• Records supplied:
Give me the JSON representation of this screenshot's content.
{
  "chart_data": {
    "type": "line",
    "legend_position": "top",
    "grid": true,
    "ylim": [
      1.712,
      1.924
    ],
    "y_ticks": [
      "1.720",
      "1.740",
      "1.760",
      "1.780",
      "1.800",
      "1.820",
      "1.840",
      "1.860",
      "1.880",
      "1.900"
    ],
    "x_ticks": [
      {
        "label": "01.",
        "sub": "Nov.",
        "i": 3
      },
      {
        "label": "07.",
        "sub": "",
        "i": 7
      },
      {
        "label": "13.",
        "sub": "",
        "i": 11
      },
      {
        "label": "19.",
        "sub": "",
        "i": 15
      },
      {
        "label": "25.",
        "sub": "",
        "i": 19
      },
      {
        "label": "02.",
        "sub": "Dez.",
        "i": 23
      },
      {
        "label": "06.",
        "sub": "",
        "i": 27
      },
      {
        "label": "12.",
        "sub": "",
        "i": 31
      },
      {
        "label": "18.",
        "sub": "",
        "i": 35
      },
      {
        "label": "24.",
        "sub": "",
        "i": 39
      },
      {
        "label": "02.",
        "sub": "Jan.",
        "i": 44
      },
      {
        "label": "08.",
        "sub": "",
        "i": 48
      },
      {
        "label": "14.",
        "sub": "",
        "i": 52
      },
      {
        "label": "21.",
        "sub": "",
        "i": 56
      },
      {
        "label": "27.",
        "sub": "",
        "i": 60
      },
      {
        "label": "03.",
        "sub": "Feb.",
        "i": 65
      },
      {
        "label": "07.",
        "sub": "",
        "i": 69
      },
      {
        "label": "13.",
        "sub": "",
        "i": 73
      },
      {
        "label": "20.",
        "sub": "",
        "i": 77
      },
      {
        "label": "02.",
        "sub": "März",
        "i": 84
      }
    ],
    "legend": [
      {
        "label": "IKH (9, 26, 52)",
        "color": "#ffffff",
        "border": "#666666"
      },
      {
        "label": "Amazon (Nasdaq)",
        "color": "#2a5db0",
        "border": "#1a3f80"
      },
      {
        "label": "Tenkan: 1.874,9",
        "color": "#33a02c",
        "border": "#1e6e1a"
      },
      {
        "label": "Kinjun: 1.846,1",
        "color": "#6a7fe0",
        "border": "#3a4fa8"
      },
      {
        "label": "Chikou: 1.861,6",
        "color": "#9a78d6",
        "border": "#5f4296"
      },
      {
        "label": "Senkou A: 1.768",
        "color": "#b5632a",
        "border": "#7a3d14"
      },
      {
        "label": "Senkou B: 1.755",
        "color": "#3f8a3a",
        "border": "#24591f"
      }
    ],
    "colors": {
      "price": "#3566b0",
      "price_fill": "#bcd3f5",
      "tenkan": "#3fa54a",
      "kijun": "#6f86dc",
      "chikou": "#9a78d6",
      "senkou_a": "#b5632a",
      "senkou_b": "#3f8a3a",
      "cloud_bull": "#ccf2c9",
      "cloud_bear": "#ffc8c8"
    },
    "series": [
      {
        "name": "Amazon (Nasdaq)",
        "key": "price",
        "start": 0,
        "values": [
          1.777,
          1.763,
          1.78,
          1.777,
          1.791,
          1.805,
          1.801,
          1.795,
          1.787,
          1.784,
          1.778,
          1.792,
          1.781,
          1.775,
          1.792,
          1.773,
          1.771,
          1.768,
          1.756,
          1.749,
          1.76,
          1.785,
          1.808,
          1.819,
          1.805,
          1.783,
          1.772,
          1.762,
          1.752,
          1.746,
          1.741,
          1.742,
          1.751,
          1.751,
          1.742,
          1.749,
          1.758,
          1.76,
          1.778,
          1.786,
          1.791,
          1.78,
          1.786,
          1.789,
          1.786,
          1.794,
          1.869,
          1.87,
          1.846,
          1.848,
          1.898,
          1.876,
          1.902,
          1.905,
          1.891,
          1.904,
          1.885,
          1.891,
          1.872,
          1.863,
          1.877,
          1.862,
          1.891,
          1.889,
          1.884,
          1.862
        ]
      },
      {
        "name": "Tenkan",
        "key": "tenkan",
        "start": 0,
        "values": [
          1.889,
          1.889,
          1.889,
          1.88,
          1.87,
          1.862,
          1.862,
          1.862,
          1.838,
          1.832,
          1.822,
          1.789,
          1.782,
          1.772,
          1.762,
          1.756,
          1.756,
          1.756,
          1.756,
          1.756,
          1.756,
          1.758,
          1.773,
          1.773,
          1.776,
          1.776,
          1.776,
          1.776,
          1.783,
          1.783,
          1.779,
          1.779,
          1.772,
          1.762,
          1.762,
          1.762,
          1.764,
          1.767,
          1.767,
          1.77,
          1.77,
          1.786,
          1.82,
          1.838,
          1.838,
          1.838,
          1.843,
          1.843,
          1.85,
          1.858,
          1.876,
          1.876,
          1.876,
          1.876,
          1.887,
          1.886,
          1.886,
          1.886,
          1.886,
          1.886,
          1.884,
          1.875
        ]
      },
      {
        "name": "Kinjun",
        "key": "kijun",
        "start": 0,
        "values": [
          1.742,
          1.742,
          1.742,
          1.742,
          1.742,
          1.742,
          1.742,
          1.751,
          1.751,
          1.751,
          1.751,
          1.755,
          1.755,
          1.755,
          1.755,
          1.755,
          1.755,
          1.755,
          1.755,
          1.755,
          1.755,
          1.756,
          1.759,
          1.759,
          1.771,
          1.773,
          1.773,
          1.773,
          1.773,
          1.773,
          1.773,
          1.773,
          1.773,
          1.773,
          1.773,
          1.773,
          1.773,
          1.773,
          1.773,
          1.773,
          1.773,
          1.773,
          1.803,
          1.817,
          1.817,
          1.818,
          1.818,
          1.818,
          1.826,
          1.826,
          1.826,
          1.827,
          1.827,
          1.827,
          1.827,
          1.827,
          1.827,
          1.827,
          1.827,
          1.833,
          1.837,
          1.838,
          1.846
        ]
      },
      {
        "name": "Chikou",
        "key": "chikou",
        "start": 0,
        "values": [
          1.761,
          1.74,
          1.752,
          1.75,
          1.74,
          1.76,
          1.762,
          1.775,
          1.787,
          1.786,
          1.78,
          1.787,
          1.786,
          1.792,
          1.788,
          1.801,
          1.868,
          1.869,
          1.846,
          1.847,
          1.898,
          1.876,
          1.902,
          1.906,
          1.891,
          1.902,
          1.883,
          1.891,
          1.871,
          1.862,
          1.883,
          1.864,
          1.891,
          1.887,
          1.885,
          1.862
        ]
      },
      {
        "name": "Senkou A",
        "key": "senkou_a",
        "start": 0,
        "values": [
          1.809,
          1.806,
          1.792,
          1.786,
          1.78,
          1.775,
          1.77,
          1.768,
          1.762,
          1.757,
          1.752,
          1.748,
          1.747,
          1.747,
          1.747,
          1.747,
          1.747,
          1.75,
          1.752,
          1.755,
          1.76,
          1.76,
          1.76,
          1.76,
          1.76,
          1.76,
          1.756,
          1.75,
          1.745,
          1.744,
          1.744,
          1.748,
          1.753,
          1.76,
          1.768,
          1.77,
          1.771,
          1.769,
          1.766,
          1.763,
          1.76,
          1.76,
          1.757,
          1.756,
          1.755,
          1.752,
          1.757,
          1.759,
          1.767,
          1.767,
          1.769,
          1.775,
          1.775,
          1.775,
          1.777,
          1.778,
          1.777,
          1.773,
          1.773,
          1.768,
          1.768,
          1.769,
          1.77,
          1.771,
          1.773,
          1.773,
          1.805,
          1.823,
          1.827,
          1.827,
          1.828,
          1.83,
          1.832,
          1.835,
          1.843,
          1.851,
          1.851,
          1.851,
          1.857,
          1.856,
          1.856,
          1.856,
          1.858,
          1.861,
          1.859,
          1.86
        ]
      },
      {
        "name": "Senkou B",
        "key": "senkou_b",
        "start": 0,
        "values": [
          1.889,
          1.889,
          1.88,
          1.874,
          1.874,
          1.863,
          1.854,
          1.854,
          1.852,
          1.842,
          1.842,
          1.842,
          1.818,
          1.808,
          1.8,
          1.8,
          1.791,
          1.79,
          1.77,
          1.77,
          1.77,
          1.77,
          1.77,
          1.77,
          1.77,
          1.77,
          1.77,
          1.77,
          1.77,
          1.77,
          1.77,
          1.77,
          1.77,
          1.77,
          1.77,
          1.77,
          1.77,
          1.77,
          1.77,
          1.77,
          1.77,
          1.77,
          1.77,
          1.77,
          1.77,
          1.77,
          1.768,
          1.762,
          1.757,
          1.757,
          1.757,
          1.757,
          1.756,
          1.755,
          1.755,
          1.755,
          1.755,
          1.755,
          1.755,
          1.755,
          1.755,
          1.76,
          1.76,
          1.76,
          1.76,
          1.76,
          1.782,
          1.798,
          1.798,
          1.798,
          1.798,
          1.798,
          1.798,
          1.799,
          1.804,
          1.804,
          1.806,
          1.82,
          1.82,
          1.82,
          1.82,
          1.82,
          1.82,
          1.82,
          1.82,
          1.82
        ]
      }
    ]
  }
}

• Problem to work on:
Pick out each line in the material containing "Amazon".

• Exercise solution:
        "label": "Amazon (Nasdaq)",
        "name": "Amazon (Nasdaq)",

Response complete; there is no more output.